WHAT THE TASK REQUIRES -
The listing below should be printed exactly, every line of it. Skip the pictures.

Saved data entries:
──────

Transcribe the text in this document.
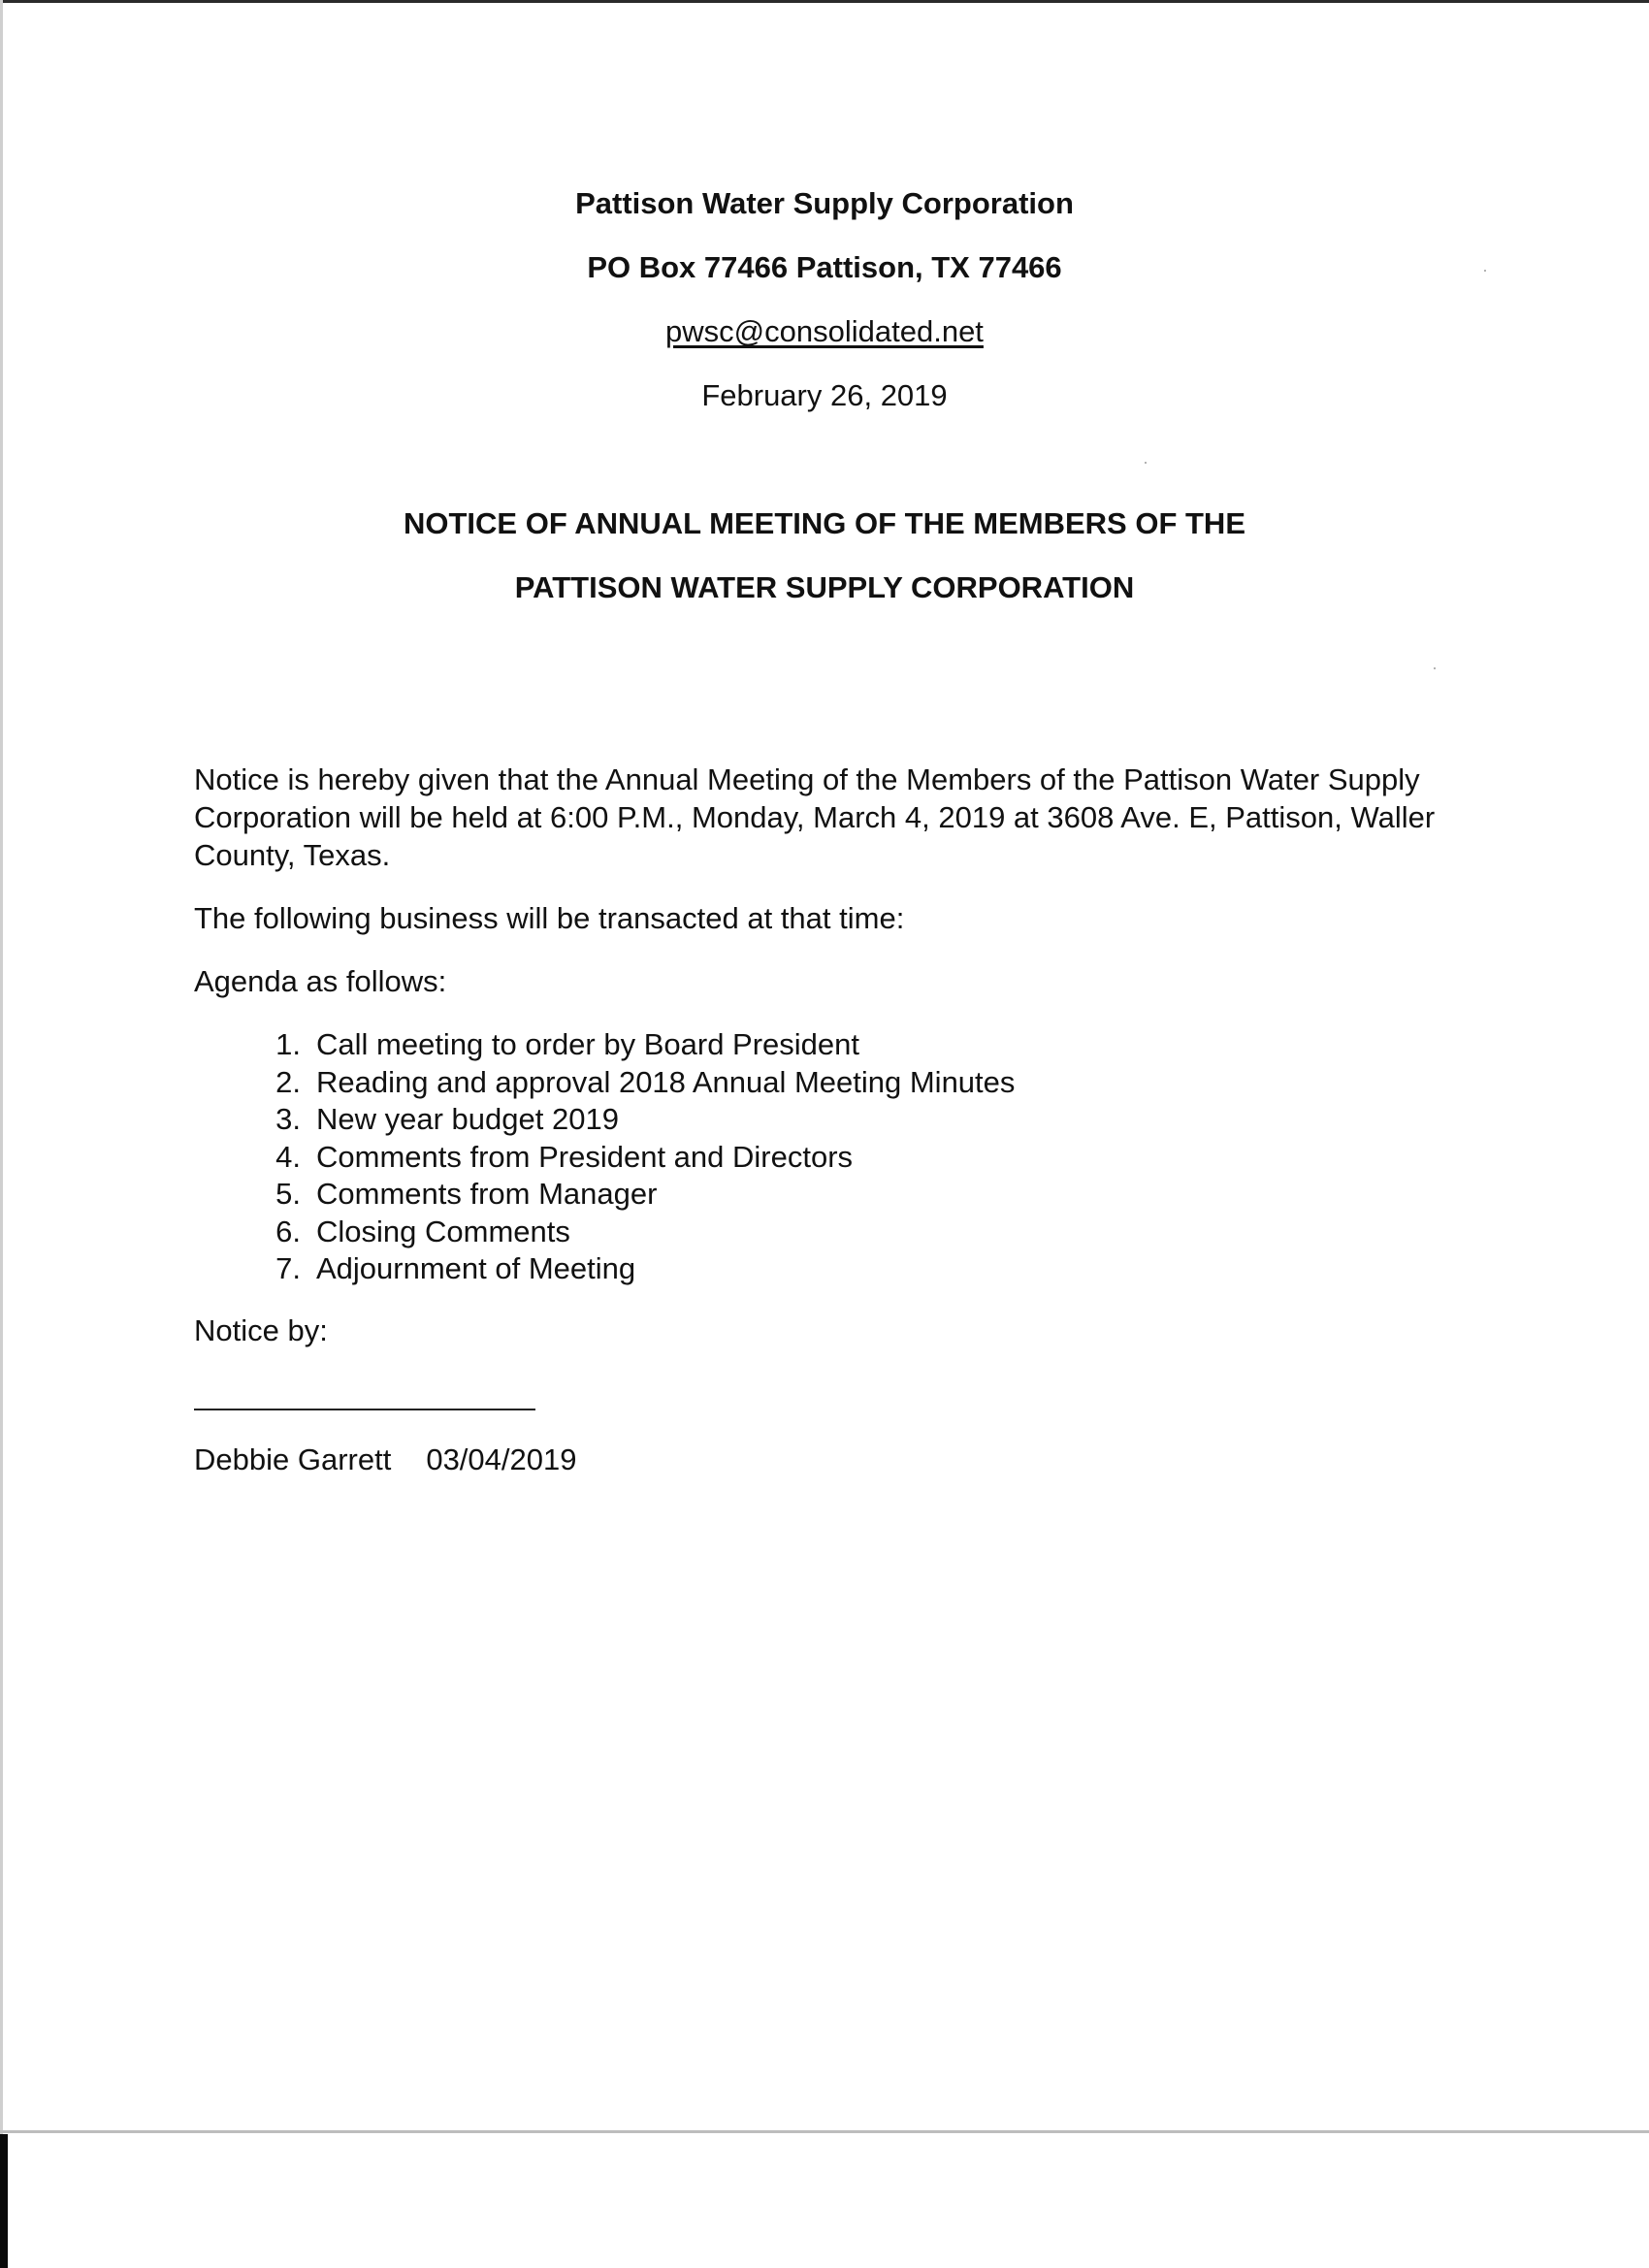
Pattison Water Supply Corporation
PO Box 77466 Pattison, TX 77466
pwsc@consolidated.net
February 26, 2019
NOTICE OF ANNUAL MEETING OF THE MEMBERS OF THE
PATTISON WATER SUPPLY CORPORATION

Notice is hereby given that the Annual Meeting of the Members of the Pattison Water Supply Corporation will be held at 6:00 P.M., Monday, March 4, 2019 at 3608 Ave. E, Pattison, Waller County, Texas.

The following business will be transacted at that time:

Agenda as follows:

1. Call meeting to order by Board President
2. Reading and approval 2018 Annual Meeting Minutes
3. New year budget 2019
4. Comments from President and Directors
5. Comments from Manager
6. Closing Comments
7. Adjournment of Meeting

Notice by:

Debbie Garrett 03/04/2019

──────

TASK ANSWER -
Transcribe the text in this document.
Pattison Water Supply Corporation
PO Box 77466 Pattison, TX 77466
pwsc@consolidated.net
February 26, 2019
NOTICE OF ANNUAL MEETING OF THE MEMBERS OF THE
PATTISON WATER SUPPLY CORPORATION

Notice is hereby given that the Annual Meeting of the Members of the Pattison Water Supply Corporation will be held at 6:00 P.M., Monday, March 4, 2019 at 3608 Ave. E, Pattison, Waller County, Texas.

The following business will be transacted at that time:

Agenda as follows:

1. Call meeting to order by Board President
2. Reading and approval 2018 Annual Meeting Minutes
3. New year budget 2019
4. Comments from President and Directors
5. Comments from Manager
6. Closing Comments
7. Adjournment of Meeting

Notice by:

Debbie Garrett 03/04/2019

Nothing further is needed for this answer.